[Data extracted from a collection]
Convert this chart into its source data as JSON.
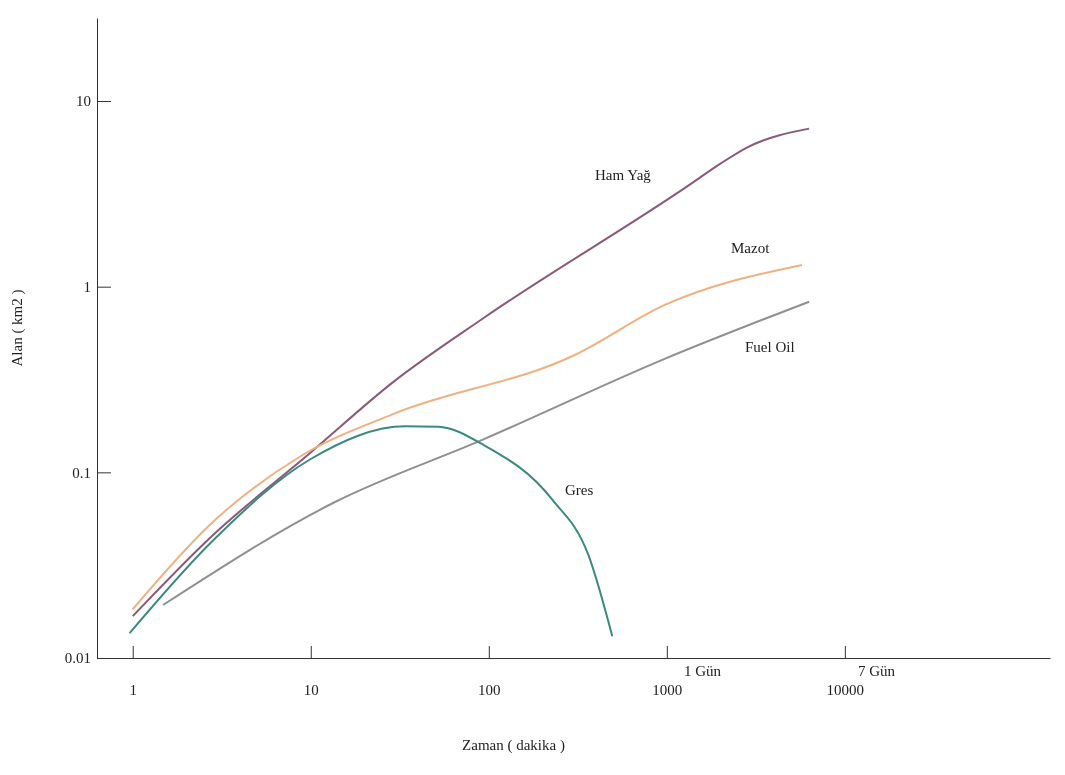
{
  "chart_data": {
    "type": "line",
    "xlabel": "Zaman ( dakika )",
    "ylabel": "Alan ( km2 )",
    "log": "xy",
    "grid": false,
    "legend": false,
    "marker": "none",
    "line_style": "solid",
    "xlim": [
      0.63,
      142000
    ],
    "ylim": [
      0.01,
      28
    ],
    "xticks": [
      1,
      10,
      100,
      1000,
      10000
    ],
    "yticks": [
      0.01,
      0.1,
      1,
      10
    ],
    "series": [
      {
        "name": "Ham Yağ",
        "color": "#8a5a78",
        "x": [
          1,
          2.76,
          10,
          29,
          94,
          1320,
          2000,
          2800,
          6300
        ],
        "values": [
          0.0168,
          0.045,
          0.128,
          0.306,
          0.68,
          3.5,
          4.6,
          5.6,
          7.1
        ]
      },
      {
        "name": "Mazot",
        "color": "#f0b080",
        "x": [
          1,
          2.76,
          9,
          29,
          306,
          980,
          5750
        ],
        "values": [
          0.0183,
          0.053,
          0.124,
          0.206,
          0.43,
          0.8,
          1.31
        ]
      },
      {
        "name": "Fuel Oil",
        "color": "#909090",
        "x": [
          1.48,
          13.6,
          94,
          980,
          6300
        ],
        "values": [
          0.0193,
          0.069,
          0.151,
          0.41,
          0.83
        ]
      },
      {
        "name": "Gres",
        "color": "#3a8a80",
        "x": [
          0.96,
          2.76,
          10,
          34,
          52,
          94,
          228,
          362,
          494
        ],
        "values": [
          0.0136,
          0.042,
          0.118,
          0.177,
          0.176,
          0.14,
          0.071,
          0.036,
          0.0131
        ]
      }
    ],
    "annotations": [
      "1 Gün",
      "7 Gün"
    ]
  }
}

(Task statement) Write out every line above exactly as it is, leaving out the pictures.

(Response below)
Convert this chart into its source data as JSON.
{
  "chart_data": {
    "type": "line",
    "xlabel": "Zaman ( dakika )",
    "ylabel": "Alan ( km2 )",
    "log": "xy",
    "grid": false,
    "legend": false,
    "marker": "none",
    "line_style": "solid",
    "xlim": [
      0.63,
      142000
    ],
    "ylim": [
      0.01,
      28
    ],
    "xticks": [
      1,
      10,
      100,
      1000,
      10000
    ],
    "yticks": [
      0.01,
      0.1,
      1,
      10
    ],
    "series": [
      {
        "name": "Ham Yağ",
        "color": "#8a5a78",
        "x": [
          1,
          2.76,
          10,
          29,
          94,
          1320,
          2000,
          2800,
          6300
        ],
        "values": [
          0.0168,
          0.045,
          0.128,
          0.306,
          0.68,
          3.5,
          4.6,
          5.6,
          7.1
        ]
      },
      {
        "name": "Mazot",
        "color": "#f0b080",
        "x": [
          1,
          2.76,
          9,
          29,
          306,
          980,
          5750
        ],
        "values": [
          0.0183,
          0.053,
          0.124,
          0.206,
          0.43,
          0.8,
          1.31
        ]
      },
      {
        "name": "Fuel Oil",
        "color": "#909090",
        "x": [
          1.48,
          13.6,
          94,
          980,
          6300
        ],
        "values": [
          0.0193,
          0.069,
          0.151,
          0.41,
          0.83
        ]
      },
      {
        "name": "Gres",
        "color": "#3a8a80",
        "x": [
          0.96,
          2.76,
          10,
          34,
          52,
          94,
          228,
          362,
          494
        ],
        "values": [
          0.0136,
          0.042,
          0.118,
          0.177,
          0.176,
          0.14,
          0.071,
          0.036,
          0.0131
        ]
      }
    ],
    "annotations": [
      "1 Gün",
      "7 Gün"
    ]
  }
}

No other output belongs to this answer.